→ **What needs to be done**
Find the string "Sari" and gather every line that holds it.

Figure collection entries:
- - -
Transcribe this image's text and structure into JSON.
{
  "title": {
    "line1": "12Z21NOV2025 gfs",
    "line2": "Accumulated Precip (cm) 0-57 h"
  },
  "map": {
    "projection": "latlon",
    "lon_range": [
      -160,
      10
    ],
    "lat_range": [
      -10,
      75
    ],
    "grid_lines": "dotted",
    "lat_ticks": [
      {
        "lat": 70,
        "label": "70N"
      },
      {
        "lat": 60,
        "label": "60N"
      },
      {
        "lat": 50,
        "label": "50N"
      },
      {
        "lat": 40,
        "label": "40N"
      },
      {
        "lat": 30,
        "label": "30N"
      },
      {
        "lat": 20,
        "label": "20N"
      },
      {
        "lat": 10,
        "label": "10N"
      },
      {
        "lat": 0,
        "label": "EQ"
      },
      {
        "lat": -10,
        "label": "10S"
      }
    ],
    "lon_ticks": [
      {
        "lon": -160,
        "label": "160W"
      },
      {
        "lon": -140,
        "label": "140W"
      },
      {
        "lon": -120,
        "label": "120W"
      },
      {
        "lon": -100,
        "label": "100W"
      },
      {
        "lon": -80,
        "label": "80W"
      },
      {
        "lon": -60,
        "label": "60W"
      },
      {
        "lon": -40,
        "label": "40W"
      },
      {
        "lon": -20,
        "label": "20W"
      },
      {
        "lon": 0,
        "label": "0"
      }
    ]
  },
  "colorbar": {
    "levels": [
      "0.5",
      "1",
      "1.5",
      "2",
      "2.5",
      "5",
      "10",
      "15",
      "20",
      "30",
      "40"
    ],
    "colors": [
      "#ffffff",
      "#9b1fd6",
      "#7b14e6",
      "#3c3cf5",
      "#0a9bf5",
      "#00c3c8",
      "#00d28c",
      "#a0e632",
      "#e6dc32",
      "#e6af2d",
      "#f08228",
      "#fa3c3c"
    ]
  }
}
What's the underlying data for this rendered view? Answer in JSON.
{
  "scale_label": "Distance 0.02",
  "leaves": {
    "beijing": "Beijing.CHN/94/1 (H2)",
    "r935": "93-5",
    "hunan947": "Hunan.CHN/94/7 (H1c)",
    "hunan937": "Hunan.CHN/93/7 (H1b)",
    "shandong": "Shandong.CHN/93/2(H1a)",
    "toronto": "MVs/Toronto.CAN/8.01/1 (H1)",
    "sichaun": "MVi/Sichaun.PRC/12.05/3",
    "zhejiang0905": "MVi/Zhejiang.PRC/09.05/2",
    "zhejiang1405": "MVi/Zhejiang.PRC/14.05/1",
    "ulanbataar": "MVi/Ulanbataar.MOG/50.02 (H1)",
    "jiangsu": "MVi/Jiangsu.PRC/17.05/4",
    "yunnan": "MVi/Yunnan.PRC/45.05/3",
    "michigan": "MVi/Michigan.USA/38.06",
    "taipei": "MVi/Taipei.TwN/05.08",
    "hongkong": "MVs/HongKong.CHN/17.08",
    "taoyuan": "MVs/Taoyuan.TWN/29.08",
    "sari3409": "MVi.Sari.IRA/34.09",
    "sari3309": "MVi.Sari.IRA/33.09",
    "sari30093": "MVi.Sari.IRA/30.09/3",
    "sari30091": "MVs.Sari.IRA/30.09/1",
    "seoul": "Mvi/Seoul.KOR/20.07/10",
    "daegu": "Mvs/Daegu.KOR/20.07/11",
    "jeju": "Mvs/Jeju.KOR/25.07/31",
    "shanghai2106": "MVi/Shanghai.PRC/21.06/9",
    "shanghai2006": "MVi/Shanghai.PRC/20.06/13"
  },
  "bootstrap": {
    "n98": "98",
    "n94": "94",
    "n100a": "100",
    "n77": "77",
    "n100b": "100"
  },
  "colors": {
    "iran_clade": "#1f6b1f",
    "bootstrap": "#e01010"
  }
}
- - -
→ **Response to this exercise**
    "sari3409": "MVi.Sari.IRA/34.09",
    "sari3309": "MVi.Sari.IRA/33.09",
    "sari30093": "MVi.Sari.IRA/30.09/3",
    "sari30091": "MVs.Sari.IRA/30.09/1",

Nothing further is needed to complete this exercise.